Records to process:
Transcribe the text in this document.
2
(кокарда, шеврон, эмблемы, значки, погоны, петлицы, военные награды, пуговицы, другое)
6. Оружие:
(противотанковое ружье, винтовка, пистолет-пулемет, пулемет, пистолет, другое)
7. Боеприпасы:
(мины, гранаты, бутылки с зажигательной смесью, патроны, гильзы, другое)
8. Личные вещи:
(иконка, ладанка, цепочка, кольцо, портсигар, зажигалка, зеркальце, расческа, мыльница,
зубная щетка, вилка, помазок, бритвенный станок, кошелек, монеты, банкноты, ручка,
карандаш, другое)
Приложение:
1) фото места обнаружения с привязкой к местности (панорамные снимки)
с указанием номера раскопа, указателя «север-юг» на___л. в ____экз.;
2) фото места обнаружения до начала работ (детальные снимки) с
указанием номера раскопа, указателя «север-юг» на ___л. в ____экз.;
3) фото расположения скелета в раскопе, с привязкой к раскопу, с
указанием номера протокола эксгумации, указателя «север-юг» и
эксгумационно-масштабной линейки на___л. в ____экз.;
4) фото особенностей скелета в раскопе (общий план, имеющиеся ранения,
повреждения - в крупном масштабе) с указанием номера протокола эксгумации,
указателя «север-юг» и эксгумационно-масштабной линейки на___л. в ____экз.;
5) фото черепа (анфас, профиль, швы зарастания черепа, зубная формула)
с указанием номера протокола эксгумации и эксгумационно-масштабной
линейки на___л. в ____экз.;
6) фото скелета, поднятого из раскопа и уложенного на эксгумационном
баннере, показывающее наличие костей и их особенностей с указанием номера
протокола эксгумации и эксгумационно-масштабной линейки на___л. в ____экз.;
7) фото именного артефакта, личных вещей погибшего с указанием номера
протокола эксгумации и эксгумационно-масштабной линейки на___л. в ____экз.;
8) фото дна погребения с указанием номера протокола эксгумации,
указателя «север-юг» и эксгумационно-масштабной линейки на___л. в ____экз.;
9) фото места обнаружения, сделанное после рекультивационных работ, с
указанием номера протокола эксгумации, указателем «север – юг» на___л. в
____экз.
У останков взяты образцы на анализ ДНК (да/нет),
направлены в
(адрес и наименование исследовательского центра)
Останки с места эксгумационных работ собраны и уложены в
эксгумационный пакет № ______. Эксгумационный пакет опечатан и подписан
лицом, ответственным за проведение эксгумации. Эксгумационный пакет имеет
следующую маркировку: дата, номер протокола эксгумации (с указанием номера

Aim of the task:
Repeat all the entries word for word.

Output for this task:
Transcribe the text in this document.
2
(кокарда, шеврон, эмблемы, значки, погоны, петлицы, военные награды, пуговицы, другое)
6. Оружие:
(противотанковое ружье, винтовка, пистолет-пулемет, пулемет, пистолет, другое)
7. Боеприпасы:
(мины, гранаты, бутылки с зажигательной смесью, патроны, гильзы, другое)
8. Личные вещи:
(иконка, ладанка, цепочка, кольцо, портсигар, зажигалка, зеркальце, расческа, мыльница,
зубная щетка, вилка, помазок, бритвенный станок, кошелек, монеты, банкноты, ручка,
карандаш, другое)
Приложение:
1) фото места обнаружения с привязкой к местности (панорамные снимки)
с указанием номера раскопа, указателя «север-юг» на___л. в ____экз.;
2) фото места обнаружения до начала работ (детальные снимки) с
указанием номера раскопа, указателя «север-юг» на ___л. в ____экз.;
3) фото расположения скелета в раскопе, с привязкой к раскопу, с
указанием номера протокола эксгумации, указателя «север-юг» и
эксгумационно-масштабной линейки на___л. в ____экз.;
4) фото особенностей скелета в раскопе (общий план, имеющиеся ранения,
повреждения - в крупном масштабе) с указанием номера протокола эксгумации,
указателя «север-юг» и эксгумационно-масштабной линейки на___л. в ____экз.;
5) фото черепа (анфас, профиль, швы зарастания черепа, зубная формула)
с указанием номера протокола эксгумации и эксгумационно-масштабной
линейки на___л. в ____экз.;
6) фото скелета, поднятого из раскопа и уложенного на эксгумационном
баннере, показывающее наличие костей и их особенностей с указанием номера
протокола эксгумации и эксгумационно-масштабной линейки на___л. в ____экз.;
7) фото именного артефакта, личных вещей погибшего с указанием номера
протокола эксгумации и эксгумационно-масштабной линейки на___л. в ____экз.;
8) фото дна погребения с указанием номера протокола эксгумации,
указателя «север-юг» и эксгумационно-масштабной линейки на___л. в ____экз.;
9) фото места обнаружения, сделанное после рекультивационных работ, с
указанием номера протокола эксгумации, указателем «север – юг» на___л. в
____экз.
У останков взяты образцы на анализ ДНК (да/нет),
направлены в
(адрес и наименование исследовательского центра)
Останки с места эксгумационных работ собраны и уложены в
эксгумационный пакет № ______. Эксгумационный пакет опечатан и подписан
лицом, ответственным за проведение эксгумации. Эксгумационный пакет имеет
следующую маркировку: дата, номер протокола эксгумации (с указанием номера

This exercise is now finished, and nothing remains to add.